• **WHAT THIS TASK INVOLVES**
Pick out all lines with the word "全部订单" from the records that follow.

Dataset records:
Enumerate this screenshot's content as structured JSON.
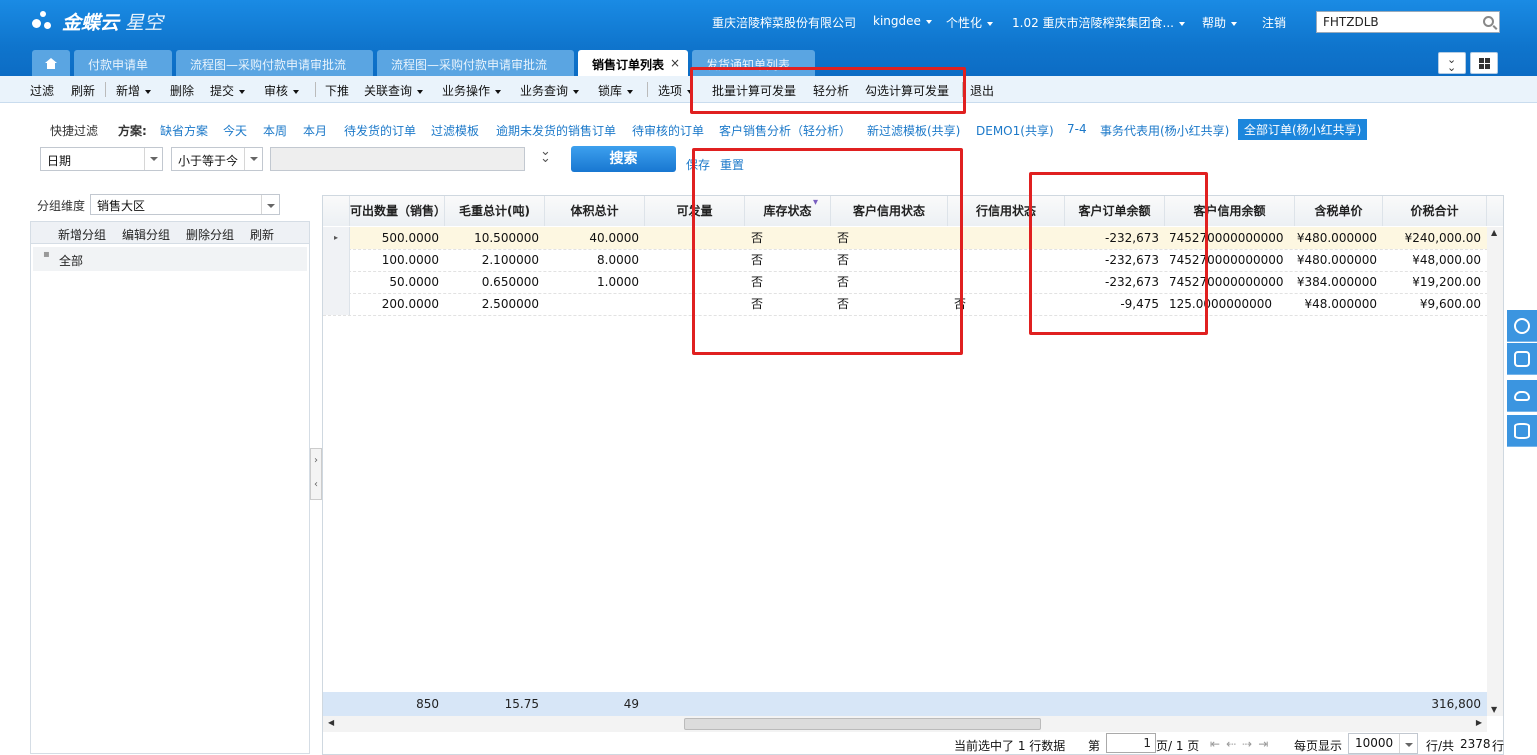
{
  "app": {
    "brand": "金蝶云",
    "brand_sub": "星空"
  },
  "header": {
    "company": "重庆涪陵榨菜股份有限公司",
    "user": "kingdee",
    "personalize": "个性化",
    "org": "1.02  重庆市涪陵榨菜集团食...",
    "help": "帮助",
    "logout": "注销",
    "search_value": "FHTZDLB"
  },
  "tabs": [
    {
      "label": "付款申请单"
    },
    {
      "label": "流程图—采购付款申请审批流"
    },
    {
      "label": "流程图—采购付款申请审批流"
    },
    {
      "label": "销售订单列表",
      "active": true,
      "close": "×"
    },
    {
      "label": "发货通知单列表"
    }
  ],
  "toolbar": {
    "filter": "过滤",
    "refresh": "刷新",
    "new": "新增",
    "delete": "删除",
    "submit": "提交",
    "audit": "审核",
    "push": "下推",
    "related": "关联查询",
    "biz_op": "业务操作",
    "biz_query": "业务查询",
    "lock": "锁库",
    "options": "选项",
    "batch_calc": "批量计算可发量",
    "light_analysis": "轻分析",
    "check_calc": "勾选计算可发量",
    "exit": "退出"
  },
  "quick_filter": {
    "label": "快捷过滤",
    "scheme_label": "方案:",
    "schemes": [
      "缺省方案",
      "今天",
      "本周",
      "本月",
      "待发货的订单",
      "过滤模板",
      "逾期未发货的销售订单",
      "待审核的订单",
      "客户销售分析（轻分析）",
      "新过滤模板(共享)",
      "DEMO1(共享)",
      "7-4",
      "事务代表用(杨小红共享)",
      "全部订单(杨小红共享)"
    ],
    "active_scheme": "全部订单(杨小红共享)"
  },
  "filter_row": {
    "field": "日期",
    "operator": "小于等于今",
    "value": "",
    "search": "搜索",
    "save": "保存",
    "reset": "重置"
  },
  "group_panel": {
    "dim_label": "分组维度",
    "dim_value": "销售大区",
    "add": "新增分组",
    "edit": "编辑分组",
    "delete": "删除分组",
    "refresh": "刷新",
    "tree_root": "全部"
  },
  "grid": {
    "columns": [
      "可出数量（销售）",
      "毛重总计(吨)",
      "体积总计",
      "可发量",
      "库存状态",
      "客户信用状态",
      "行信用状态",
      "客户订单余额",
      "客户信用余额",
      "含税单价",
      "价税合计"
    ],
    "rows": [
      [
        "500.0000",
        "10.500000",
        "40.0000",
        "",
        "否",
        "否",
        "",
        "-232,673",
        "745270000000000",
        "¥480.000000",
        "¥240,000.00"
      ],
      [
        "100.0000",
        "2.100000",
        "8.0000",
        "",
        "否",
        "否",
        "",
        "-232,673",
        "745270000000000",
        "¥480.000000",
        "¥48,000.00"
      ],
      [
        "50.0000",
        "0.650000",
        "1.0000",
        "",
        "否",
        "否",
        "",
        "-232,673",
        "745270000000000",
        "¥384.000000",
        "¥19,200.00"
      ],
      [
        "200.0000",
        "2.500000",
        "",
        "",
        "否",
        "否",
        "否",
        "-9,475",
        "125.0000000000",
        "¥48.000000",
        "¥9,600.00"
      ]
    ],
    "totals": [
      "850",
      "15.75",
      "49",
      "316,800"
    ]
  },
  "pager": {
    "selected_text": "当前选中了 1 行数据",
    "page_label": "第",
    "page": "1",
    "page_of": "页/ 1 页",
    "per_page_label": "每页显示",
    "per_page": "10000",
    "total_label": "行/共",
    "total": "2378",
    "rows_unit": "行"
  },
  "colors": {
    "accent": "#0f75cd",
    "highlight": "#e02020",
    "link": "#1c79c9"
  }
}
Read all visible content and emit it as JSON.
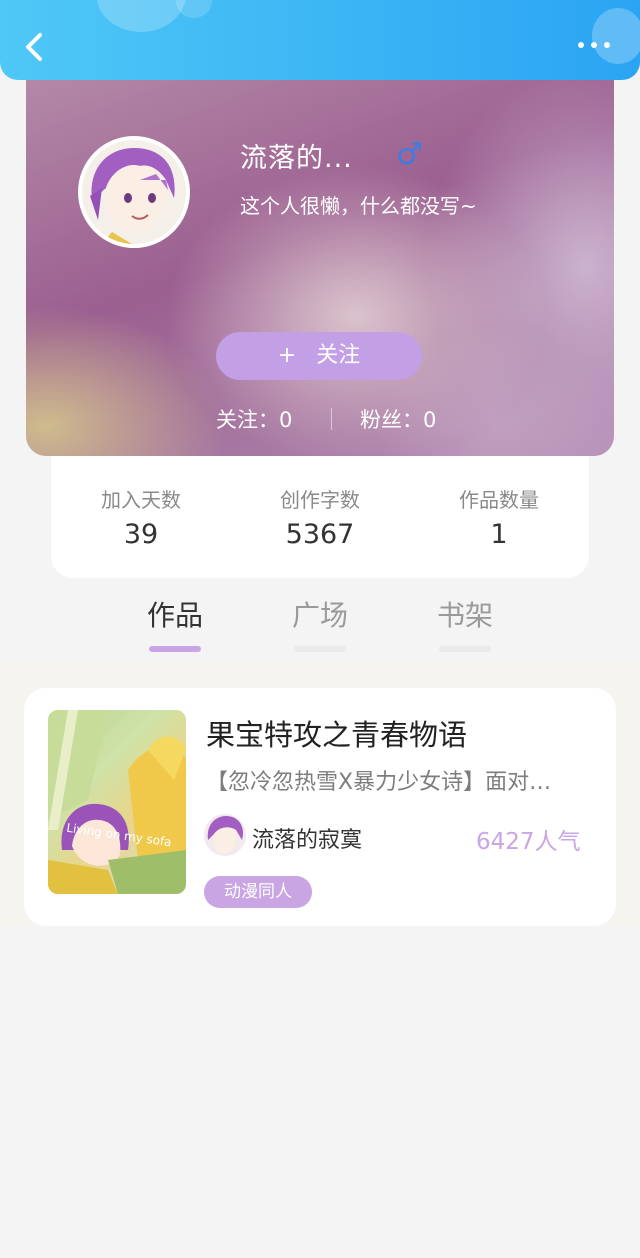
{
  "header": {
    "back_icon": "chevron-left-icon",
    "more_icon": "more-horizontal-icon"
  },
  "profile": {
    "username": "流落的...",
    "gender_symbol": "♂",
    "gender_color": "#3b7de0",
    "bio": "这个人很懒，什么都没写~",
    "follow_plus": "+",
    "follow_label": "关注",
    "following_text": "关注：0",
    "fans_text": "粉丝：0"
  },
  "stats": [
    {
      "label": "加入天数",
      "value": "39"
    },
    {
      "label": "创作字数",
      "value": "5367"
    },
    {
      "label": "作品数量",
      "value": "1"
    }
  ],
  "tabs": [
    {
      "label": "作品",
      "active": true
    },
    {
      "label": "广场",
      "active": false
    },
    {
      "label": "书架",
      "active": false
    }
  ],
  "book": {
    "title": "果宝特攻之青春物语",
    "description": "【忽冷忽热雪X暴力少女诗】面对…",
    "cover_caption": "Living on my sofa",
    "author": "流落的寂寞",
    "popularity": "6427人气",
    "tag": "动漫同人"
  },
  "colors": {
    "header_start": "#4fc8f6",
    "header_end": "#2ba4f3",
    "accent_purple": "#c39fe6",
    "popularity": "#c9a5e4"
  }
}
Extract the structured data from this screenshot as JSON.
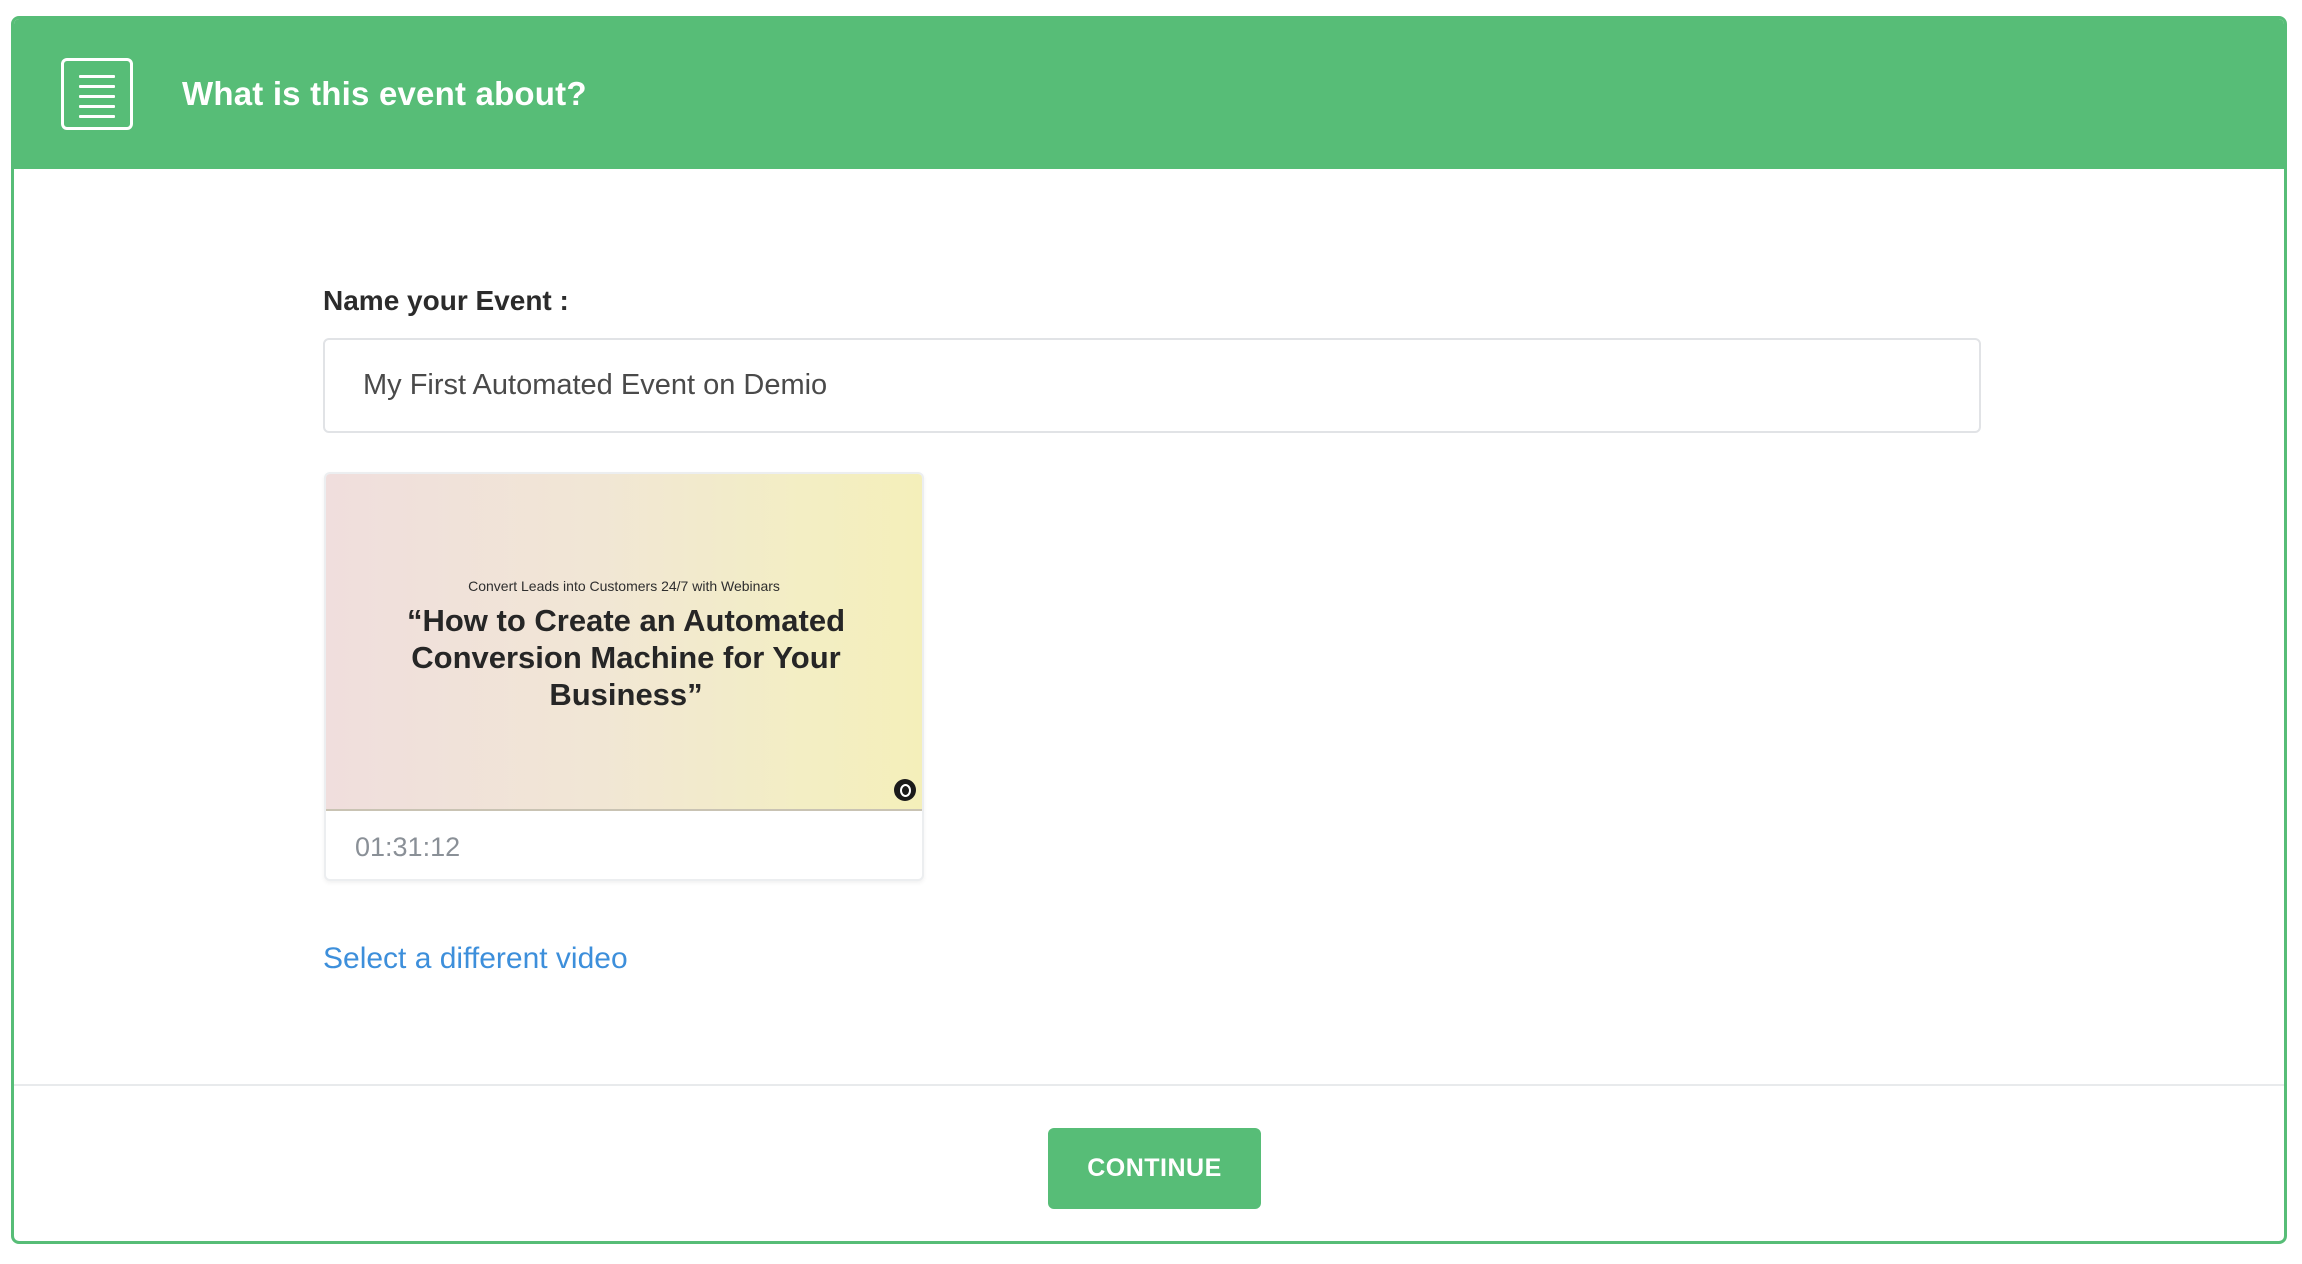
{
  "header": {
    "title": "What is this event about?",
    "menu_icon": "menu-icon"
  },
  "form": {
    "name_label": "Name your Event :",
    "name_value": "My First Automated Event on Demio"
  },
  "video": {
    "thumbnail_subtitle": "Convert Leads into Customers 24/7 with Webinars",
    "thumbnail_title": "“How to Create an Automated Conversion Machine for Your Business”",
    "duration": "01:31:12",
    "logo_icon": "demio-logo-icon"
  },
  "links": {
    "select_different_video": "Select a different video"
  },
  "footer": {
    "continue_label": "CONTINUE"
  },
  "colors": {
    "accent": "#57bd77",
    "link": "#3d8fdb"
  }
}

• **WORKED ANSWER**
      "全部订单(杨小红共享)"
    "active_scheme": "全部订单(杨小红共享)"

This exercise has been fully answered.